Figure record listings
## start
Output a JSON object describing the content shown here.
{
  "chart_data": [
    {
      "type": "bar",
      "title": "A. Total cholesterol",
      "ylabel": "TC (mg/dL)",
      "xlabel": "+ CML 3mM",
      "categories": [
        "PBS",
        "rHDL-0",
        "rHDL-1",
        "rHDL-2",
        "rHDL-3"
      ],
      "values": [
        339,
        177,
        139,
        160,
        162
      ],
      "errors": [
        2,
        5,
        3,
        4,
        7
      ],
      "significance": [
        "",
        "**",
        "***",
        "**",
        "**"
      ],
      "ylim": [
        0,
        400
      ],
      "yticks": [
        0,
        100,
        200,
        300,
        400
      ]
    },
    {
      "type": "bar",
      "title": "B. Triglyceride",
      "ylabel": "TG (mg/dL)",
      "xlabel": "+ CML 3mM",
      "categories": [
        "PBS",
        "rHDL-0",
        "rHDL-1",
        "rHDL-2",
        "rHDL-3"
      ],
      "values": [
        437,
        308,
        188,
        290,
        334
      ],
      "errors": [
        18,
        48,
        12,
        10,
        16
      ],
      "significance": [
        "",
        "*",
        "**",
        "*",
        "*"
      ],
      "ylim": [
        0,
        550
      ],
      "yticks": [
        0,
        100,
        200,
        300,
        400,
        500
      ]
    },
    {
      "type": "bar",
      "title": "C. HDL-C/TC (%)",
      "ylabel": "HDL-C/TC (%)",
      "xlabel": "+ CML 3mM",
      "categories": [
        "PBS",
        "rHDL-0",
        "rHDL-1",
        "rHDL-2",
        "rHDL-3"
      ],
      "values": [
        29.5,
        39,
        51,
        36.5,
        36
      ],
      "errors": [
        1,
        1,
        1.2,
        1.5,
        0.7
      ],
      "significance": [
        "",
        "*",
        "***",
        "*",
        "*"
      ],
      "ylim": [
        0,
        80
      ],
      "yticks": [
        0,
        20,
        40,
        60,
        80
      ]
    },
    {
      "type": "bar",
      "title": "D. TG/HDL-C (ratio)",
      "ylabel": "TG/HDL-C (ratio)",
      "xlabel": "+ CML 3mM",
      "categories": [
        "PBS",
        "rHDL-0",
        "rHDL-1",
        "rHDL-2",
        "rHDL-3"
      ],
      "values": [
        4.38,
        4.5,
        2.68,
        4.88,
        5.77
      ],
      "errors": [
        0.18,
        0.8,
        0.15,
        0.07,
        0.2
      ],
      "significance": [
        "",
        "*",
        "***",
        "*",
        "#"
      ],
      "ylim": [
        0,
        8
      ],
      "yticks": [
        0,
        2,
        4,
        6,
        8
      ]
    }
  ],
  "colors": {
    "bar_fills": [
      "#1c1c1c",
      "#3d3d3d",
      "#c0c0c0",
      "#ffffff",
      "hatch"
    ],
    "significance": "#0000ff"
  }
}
## end
__Directions__
Reproduce the material precisely, including every line.

__Solution for this exercise__
Output a JSON object describing the content shown here.
{
  "chart_data": [
    {
      "type": "bar",
      "title": "A. Total cholesterol",
      "ylabel": "TC (mg/dL)",
      "xlabel": "+ CML 3mM",
      "categories": [
        "PBS",
        "rHDL-0",
        "rHDL-1",
        "rHDL-2",
        "rHDL-3"
      ],
      "values": [
        339,
        177,
        139,
        160,
        162
      ],
      "errors": [
        2,
        5,
        3,
        4,
        7
      ],
      "significance": [
        "",
        "**",
        "***",
        "**",
        "**"
      ],
      "ylim": [
        0,
        400
      ],
      "yticks": [
        0,
        100,
        200,
        300,
        400
      ]
    },
    {
      "type": "bar",
      "title": "B. Triglyceride",
      "ylabel": "TG (mg/dL)",
      "xlabel": "+ CML 3mM",
      "categories": [
        "PBS",
        "rHDL-0",
        "rHDL-1",
        "rHDL-2",
        "rHDL-3"
      ],
      "values": [
        437,
        308,
        188,
        290,
        334
      ],
      "errors": [
        18,
        48,
        12,
        10,
        16
      ],
      "significance": [
        "",
        "*",
        "**",
        "*",
        "*"
      ],
      "ylim": [
        0,
        550
      ],
      "yticks": [
        0,
        100,
        200,
        300,
        400,
        500
      ]
    },
    {
      "type": "bar",
      "title": "C. HDL-C/TC (%)",
      "ylabel": "HDL-C/TC (%)",
      "xlabel": "+ CML 3mM",
      "categories": [
        "PBS",
        "rHDL-0",
        "rHDL-1",
        "rHDL-2",
        "rHDL-3"
      ],
      "values": [
        29.5,
        39,
        51,
        36.5,
        36
      ],
      "errors": [
        1,
        1,
        1.2,
        1.5,
        0.7
      ],
      "significance": [
        "",
        "*",
        "***",
        "*",
        "*"
      ],
      "ylim": [
        0,
        80
      ],
      "yticks": [
        0,
        20,
        40,
        60,
        80
      ]
    },
    {
      "type": "bar",
      "title": "D. TG/HDL-C (ratio)",
      "ylabel": "TG/HDL-C (ratio)",
      "xlabel": "+ CML 3mM",
      "categories": [
        "PBS",
        "rHDL-0",
        "rHDL-1",
        "rHDL-2",
        "rHDL-3"
      ],
      "values": [
        4.38,
        4.5,
        2.68,
        4.88,
        5.77
      ],
      "errors": [
        0.18,
        0.8,
        0.15,
        0.07,
        0.2
      ],
      "significance": [
        "",
        "*",
        "***",
        "*",
        "#"
      ],
      "ylim": [
        0,
        8
      ],
      "yticks": [
        0,
        2,
        4,
        6,
        8
      ]
    }
  ],
  "colors": {
    "bar_fills": [
      "#1c1c1c",
      "#3d3d3d",
      "#c0c0c0",
      "#ffffff",
      "hatch"
    ],
    "significance": "#0000ff"
  }
}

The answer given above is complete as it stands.